Reading text →
══════

The construction of Mount Rushmore National Memorial began on October 4, 1927, and took 14 years to complete. The sculptor of the memorial was Gutzon Borglum, the son of Danish immigrants. He chose the two most famous presidents, George Washington and Abraham Lincoln, and chose Thomas Jefferson because of the 1803 Louisiana Purchase (which included the land that became South Dakota). Theodore Roosevelt was suggested by United States president Calvin Coolidge. Borglum's original design was intended to go down to their waists, but aside from the Washington sculpture time constraints and funding only provided for their heads.

Borglum also envisaged other grand extensions to his plan, but a combination of hard granite, looming war in Europe, and lack of funding conspired against him. His team had reached 70 feet into the granite by March 1941, when Borglum unexpectedly died. The monument was deemed complete and all work shut down on October 31 of the same year.

In 1998, a titanium vault was installed in the granite floor of the unfinished hall, and filled with 16 porcelain enamel panels that include the United States Constitution and other important historical documents. A walking trail and boardwalk travels through the forests to the sculptor's studio, now a museum with information about the construction of the monument.

==Designing the monument==
Doane Robinson of the South Dakota Historical Society wanted a monument to be built in South Dakota in order to help the economy of the state by attracting tourism. In 1923, he proposed that this monument should be built from the granite cliffs in the Black Hills of South Dakota. Senator Peter Norbeck of South Dakota approved the proposal, and federal funding helped the project. Robinson asked architect and sculptor Gutzon Borglum to sculpt and design the monument. Borglum decided to use Mount Rushmore for the sculpture, since it seemed to be the easiest and most stable of the cliffs to work on.

══════

Page segmentation data →
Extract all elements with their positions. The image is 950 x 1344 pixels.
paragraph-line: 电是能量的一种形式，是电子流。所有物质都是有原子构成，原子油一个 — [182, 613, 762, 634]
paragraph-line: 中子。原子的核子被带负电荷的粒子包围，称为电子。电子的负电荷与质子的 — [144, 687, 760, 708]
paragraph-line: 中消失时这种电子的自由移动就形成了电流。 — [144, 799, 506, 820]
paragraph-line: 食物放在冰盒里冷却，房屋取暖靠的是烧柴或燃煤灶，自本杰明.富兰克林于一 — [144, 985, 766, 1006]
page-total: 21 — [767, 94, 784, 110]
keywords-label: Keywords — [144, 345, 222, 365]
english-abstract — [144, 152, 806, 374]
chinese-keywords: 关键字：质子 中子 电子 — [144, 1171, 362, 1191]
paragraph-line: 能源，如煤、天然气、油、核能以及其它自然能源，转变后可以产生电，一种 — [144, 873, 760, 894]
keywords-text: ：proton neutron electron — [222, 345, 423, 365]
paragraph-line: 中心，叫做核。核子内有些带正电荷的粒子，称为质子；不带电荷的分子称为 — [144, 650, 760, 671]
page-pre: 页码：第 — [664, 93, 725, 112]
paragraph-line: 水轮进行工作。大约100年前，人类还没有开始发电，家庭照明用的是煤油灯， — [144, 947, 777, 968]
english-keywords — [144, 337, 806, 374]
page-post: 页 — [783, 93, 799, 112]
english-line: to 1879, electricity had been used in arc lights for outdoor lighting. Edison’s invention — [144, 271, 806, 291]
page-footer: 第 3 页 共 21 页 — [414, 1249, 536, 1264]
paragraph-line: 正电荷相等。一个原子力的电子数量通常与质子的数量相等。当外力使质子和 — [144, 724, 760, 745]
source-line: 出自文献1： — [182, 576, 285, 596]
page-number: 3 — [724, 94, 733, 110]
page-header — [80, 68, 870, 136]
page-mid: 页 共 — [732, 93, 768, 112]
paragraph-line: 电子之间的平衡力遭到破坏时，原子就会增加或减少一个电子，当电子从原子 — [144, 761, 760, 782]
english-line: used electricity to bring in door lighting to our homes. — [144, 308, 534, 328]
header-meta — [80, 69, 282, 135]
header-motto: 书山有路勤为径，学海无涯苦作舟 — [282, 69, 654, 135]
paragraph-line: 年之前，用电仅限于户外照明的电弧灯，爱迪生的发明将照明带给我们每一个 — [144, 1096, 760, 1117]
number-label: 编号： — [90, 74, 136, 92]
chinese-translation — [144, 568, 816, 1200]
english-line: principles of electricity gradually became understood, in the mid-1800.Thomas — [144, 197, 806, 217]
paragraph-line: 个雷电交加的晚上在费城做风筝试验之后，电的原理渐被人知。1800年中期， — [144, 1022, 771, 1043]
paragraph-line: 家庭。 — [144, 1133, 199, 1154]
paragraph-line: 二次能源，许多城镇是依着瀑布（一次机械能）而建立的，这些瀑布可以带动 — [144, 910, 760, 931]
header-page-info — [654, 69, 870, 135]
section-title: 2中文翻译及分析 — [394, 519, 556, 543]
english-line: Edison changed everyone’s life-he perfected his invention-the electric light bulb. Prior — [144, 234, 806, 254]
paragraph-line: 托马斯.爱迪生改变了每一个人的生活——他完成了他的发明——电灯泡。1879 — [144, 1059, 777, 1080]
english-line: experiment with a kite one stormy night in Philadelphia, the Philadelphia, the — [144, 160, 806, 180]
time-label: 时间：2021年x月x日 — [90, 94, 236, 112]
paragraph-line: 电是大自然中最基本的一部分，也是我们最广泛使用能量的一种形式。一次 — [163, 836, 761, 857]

══════

From the Mount Rushmore passage, write out word for word the part that opens with "The construction of Mount" and closes with "for their heads.".

The construction of Mount Rushmore National Memorial began on October 4, 1927, and took 14 years to complete. The sculptor of the memorial was Gutzon Borglum, the son of Danish immigrants. He chose the two most famous presidents, George Washington and Abraham Lincoln, and chose Thomas Jefferson because of the 1803 Louisiana Purchase (which included the land that became South Dakota). Theodore Roosevelt was suggested by United States president Calvin Coolidge. Borglum's original design was intended to go down to their waists, but aside from the Washington sculpture time constraints and funding only provided for their heads.